— start RAW RECORDS —
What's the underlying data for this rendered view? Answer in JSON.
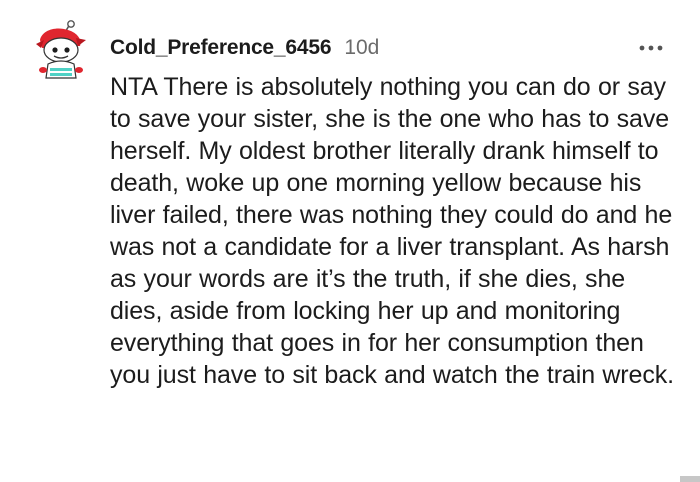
{
  "comment": {
    "username": "Cold_Preference_6456",
    "age": "10d",
    "more_icon": "more-horizontal-icon",
    "avatar_icon": "snoo-avatar-icon",
    "body": "NTA There is absolutely nothing you can do or say to save your sister, she is the one who has to save herself. My oldest brother literally drank himself to death, woke up one morning yellow because his liver failed, there was nothing they could do and he was not a candidate for a liver transplant. As harsh as your words are it’s the truth, if she dies, she dies, aside from locking her up and monitoring everything that goes in for her consumption then you just have to sit back and watch the train wreck."
  },
  "colors": {
    "text": "#1c1c1c",
    "meta": "#6b6b6b",
    "avatar_accent": "#e0262f",
    "avatar_teal": "#4fd1c5"
  }
}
— end RAW RECORDS —
YOUR TASK: Write out every record above exactly as it stands, but leave out the pictures.

WRITTEN SOLUTION:
What's the underlying data for this rendered view? Answer in JSON.
{
  "comment": {
    "username": "Cold_Preference_6456",
    "age": "10d",
    "more_icon": "more-horizontal-icon",
    "avatar_icon": "snoo-avatar-icon",
    "body": "NTA There is absolutely nothing you can do or say to save your sister, she is the one who has to save herself. My oldest brother literally drank himself to death, woke up one morning yellow because his liver failed, there was nothing they could do and he was not a candidate for a liver transplant. As harsh as your words are it’s the truth, if she dies, she dies, aside from locking her up and monitoring everything that goes in for her consumption then you just have to sit back and watch the train wreck."
  },
  "colors": {
    "text": "#1c1c1c",
    "meta": "#6b6b6b",
    "avatar_accent": "#e0262f",
    "avatar_teal": "#4fd1c5"
  }
}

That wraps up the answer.